= Stated task =
Report the number of lines in these entries that contain "dankbaarheid". Write only the number.

━━ Input rows

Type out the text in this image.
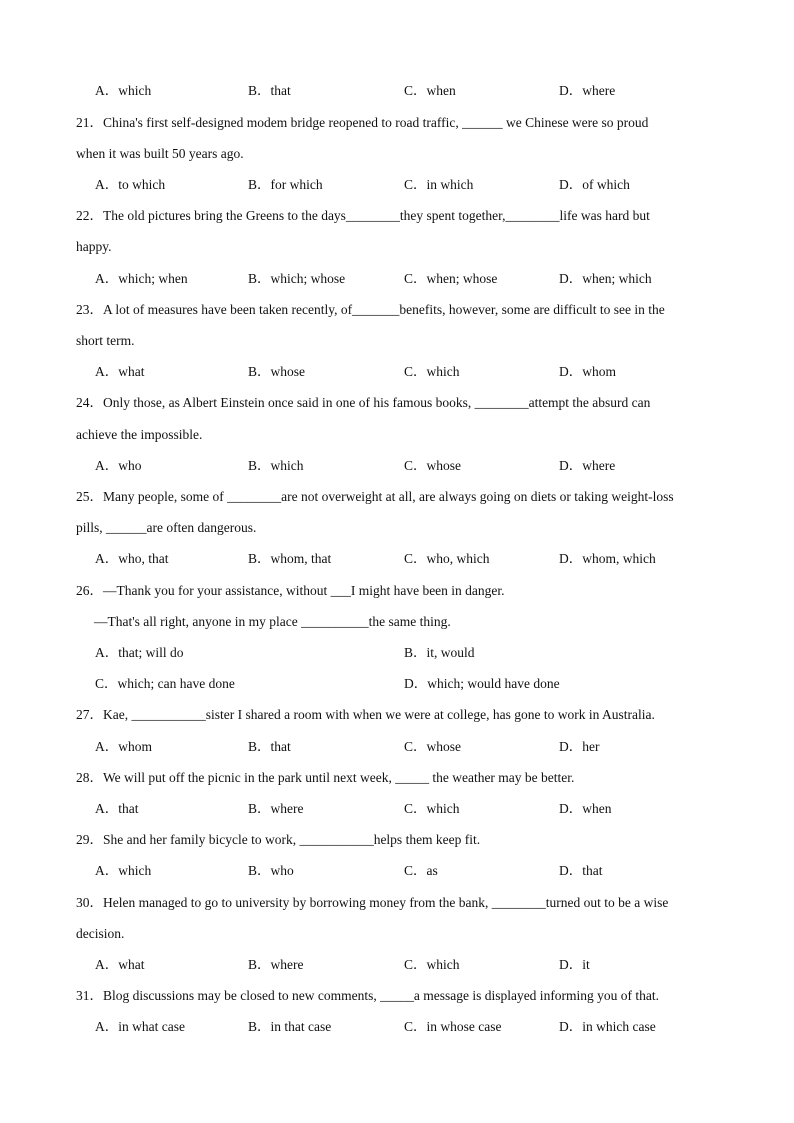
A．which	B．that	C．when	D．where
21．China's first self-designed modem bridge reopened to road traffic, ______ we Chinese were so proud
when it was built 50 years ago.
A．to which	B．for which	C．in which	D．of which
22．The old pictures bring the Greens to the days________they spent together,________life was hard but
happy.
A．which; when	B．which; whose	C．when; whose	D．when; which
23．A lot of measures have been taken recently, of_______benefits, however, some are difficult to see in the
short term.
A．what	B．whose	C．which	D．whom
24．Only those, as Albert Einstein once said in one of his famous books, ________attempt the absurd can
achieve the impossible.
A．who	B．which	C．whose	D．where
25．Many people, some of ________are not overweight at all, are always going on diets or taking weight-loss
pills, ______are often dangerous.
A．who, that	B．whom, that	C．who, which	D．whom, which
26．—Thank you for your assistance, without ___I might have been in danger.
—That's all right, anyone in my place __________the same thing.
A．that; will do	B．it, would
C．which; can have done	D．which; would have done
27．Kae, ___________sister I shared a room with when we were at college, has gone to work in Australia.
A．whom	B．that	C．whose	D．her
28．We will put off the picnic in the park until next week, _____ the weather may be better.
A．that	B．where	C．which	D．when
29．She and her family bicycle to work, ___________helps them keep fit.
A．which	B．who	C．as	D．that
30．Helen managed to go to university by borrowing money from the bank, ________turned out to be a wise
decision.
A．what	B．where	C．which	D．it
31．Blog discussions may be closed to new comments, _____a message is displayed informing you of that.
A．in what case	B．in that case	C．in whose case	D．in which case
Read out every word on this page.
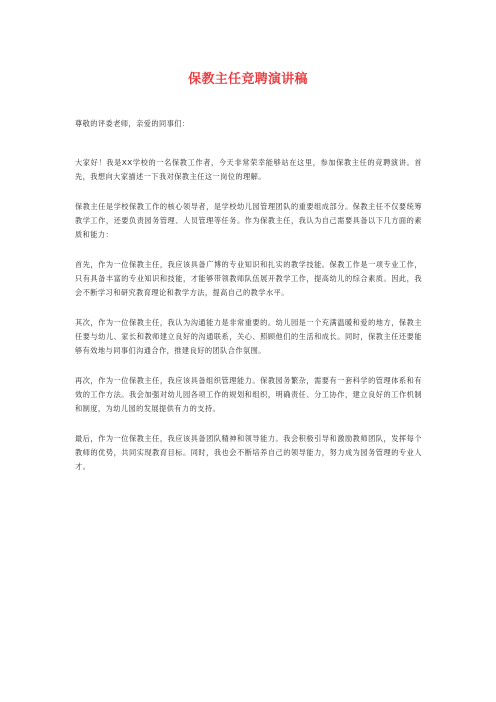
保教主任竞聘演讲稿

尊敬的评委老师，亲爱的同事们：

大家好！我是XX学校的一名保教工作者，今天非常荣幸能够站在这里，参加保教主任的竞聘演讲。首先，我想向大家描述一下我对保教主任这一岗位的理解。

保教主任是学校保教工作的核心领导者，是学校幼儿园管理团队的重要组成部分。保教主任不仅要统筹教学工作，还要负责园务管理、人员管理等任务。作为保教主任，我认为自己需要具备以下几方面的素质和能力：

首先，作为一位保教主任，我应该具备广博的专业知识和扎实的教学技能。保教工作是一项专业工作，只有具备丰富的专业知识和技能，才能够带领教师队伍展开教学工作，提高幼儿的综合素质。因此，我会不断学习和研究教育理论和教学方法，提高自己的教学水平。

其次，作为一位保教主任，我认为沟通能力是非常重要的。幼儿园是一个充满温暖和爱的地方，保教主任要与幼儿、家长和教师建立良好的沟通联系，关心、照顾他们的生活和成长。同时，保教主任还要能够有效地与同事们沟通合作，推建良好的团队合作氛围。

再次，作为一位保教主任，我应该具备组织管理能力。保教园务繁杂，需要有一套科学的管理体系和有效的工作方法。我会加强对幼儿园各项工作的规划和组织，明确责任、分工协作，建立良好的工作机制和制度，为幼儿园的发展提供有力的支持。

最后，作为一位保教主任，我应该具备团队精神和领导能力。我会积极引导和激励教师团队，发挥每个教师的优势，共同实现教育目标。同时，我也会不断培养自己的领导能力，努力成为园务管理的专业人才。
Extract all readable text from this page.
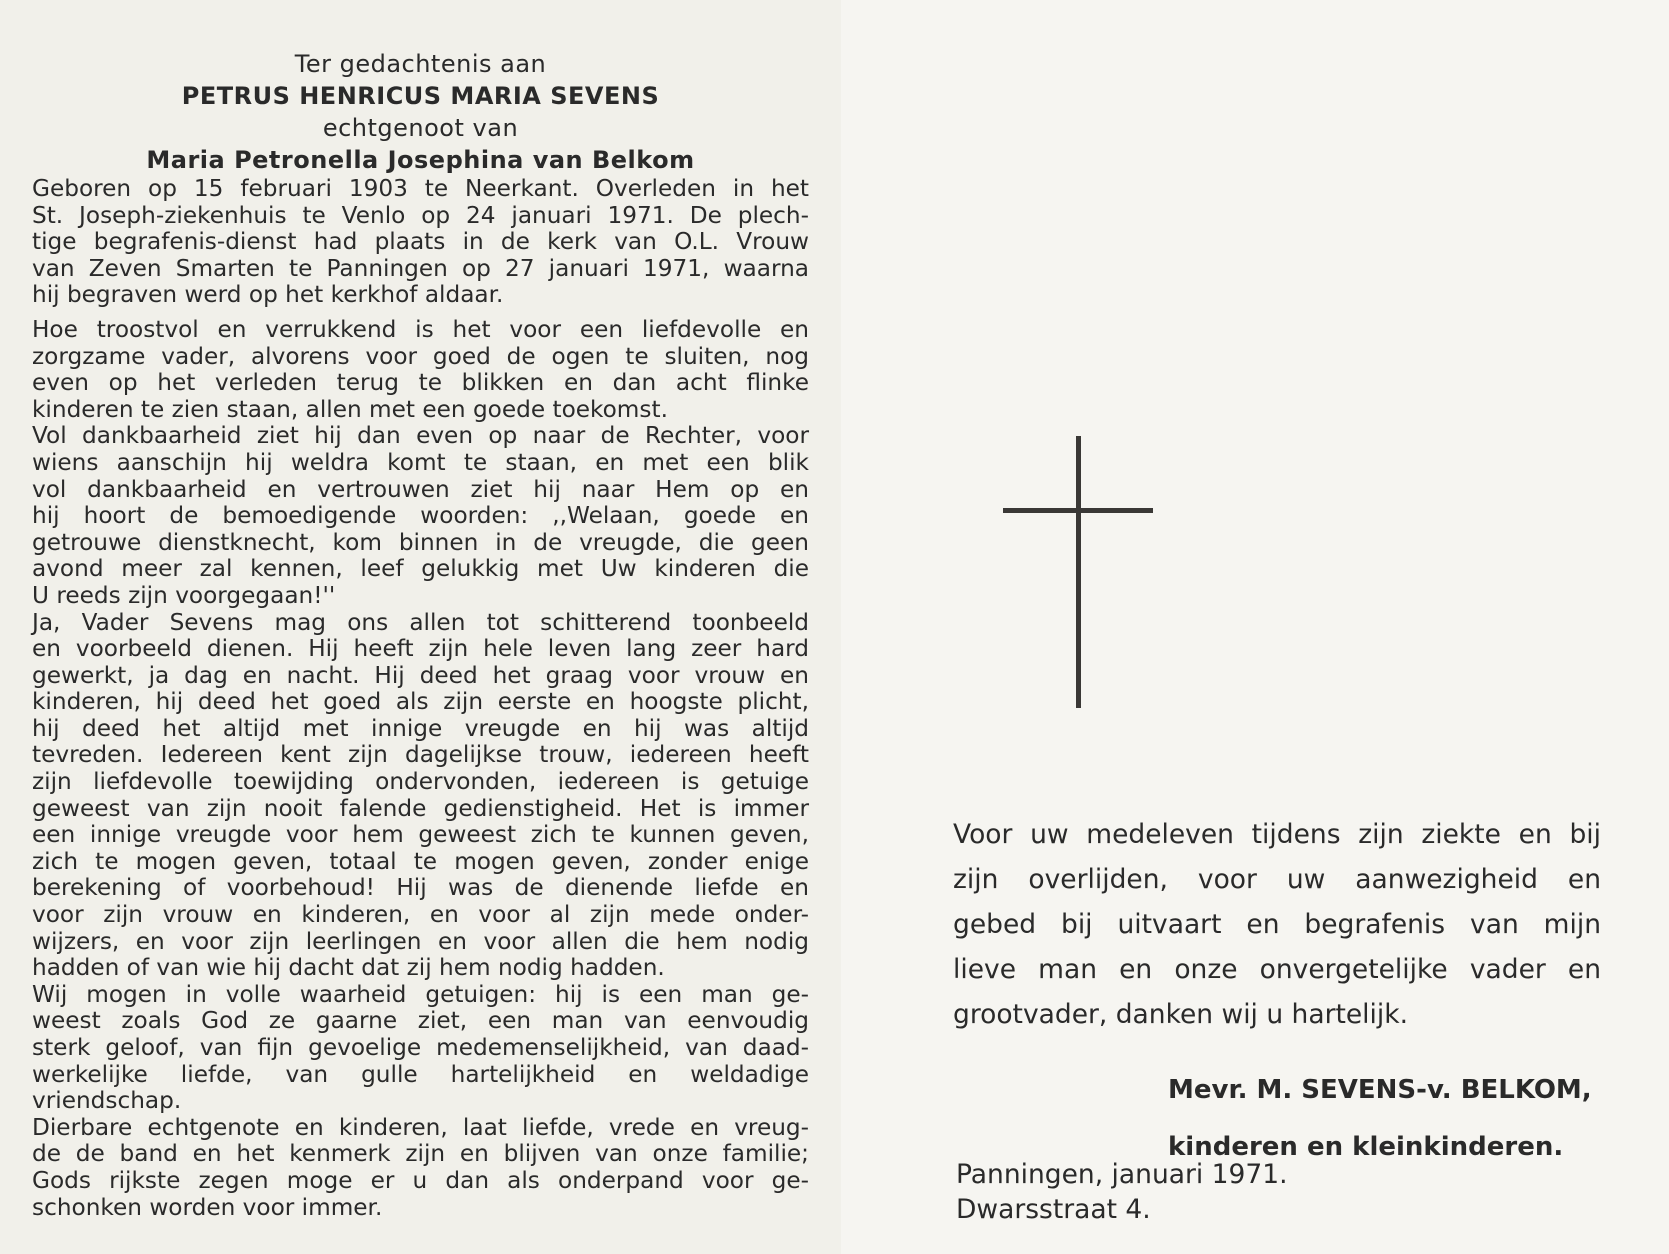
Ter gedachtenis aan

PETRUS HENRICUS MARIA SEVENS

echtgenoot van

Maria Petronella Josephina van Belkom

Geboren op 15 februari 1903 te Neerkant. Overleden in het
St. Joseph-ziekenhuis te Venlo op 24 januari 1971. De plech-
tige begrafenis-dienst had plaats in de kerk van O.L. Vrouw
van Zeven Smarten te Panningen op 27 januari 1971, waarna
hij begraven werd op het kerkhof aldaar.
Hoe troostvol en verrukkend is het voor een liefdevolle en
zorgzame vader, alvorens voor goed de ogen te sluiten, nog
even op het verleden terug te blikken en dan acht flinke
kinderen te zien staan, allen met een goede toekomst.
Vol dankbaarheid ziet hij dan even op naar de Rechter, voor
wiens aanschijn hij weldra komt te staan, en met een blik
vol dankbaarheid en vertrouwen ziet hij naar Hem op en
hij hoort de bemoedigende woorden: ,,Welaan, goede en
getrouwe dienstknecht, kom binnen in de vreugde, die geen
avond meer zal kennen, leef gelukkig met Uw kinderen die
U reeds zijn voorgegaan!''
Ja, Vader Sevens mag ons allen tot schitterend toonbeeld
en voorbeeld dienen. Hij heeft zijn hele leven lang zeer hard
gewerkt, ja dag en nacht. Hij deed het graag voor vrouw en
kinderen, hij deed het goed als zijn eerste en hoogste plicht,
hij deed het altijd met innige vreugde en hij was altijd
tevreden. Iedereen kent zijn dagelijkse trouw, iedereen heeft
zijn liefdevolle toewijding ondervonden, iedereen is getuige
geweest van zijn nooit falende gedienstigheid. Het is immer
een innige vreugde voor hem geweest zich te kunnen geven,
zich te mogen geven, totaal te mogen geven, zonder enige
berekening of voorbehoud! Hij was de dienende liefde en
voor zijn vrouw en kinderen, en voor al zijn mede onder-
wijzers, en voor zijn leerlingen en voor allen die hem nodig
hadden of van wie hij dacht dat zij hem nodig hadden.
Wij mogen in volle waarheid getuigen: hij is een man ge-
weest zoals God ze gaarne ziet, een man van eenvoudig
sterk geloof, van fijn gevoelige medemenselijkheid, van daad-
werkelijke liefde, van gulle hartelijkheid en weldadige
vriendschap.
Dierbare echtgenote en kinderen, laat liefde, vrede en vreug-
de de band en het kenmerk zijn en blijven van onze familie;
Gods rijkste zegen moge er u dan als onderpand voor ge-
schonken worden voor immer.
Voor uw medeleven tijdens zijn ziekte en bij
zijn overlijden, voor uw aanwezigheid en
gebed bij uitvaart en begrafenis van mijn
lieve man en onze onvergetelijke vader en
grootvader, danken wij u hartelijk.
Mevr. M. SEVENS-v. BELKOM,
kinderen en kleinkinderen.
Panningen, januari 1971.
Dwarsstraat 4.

━━━━

= Finished answer =
2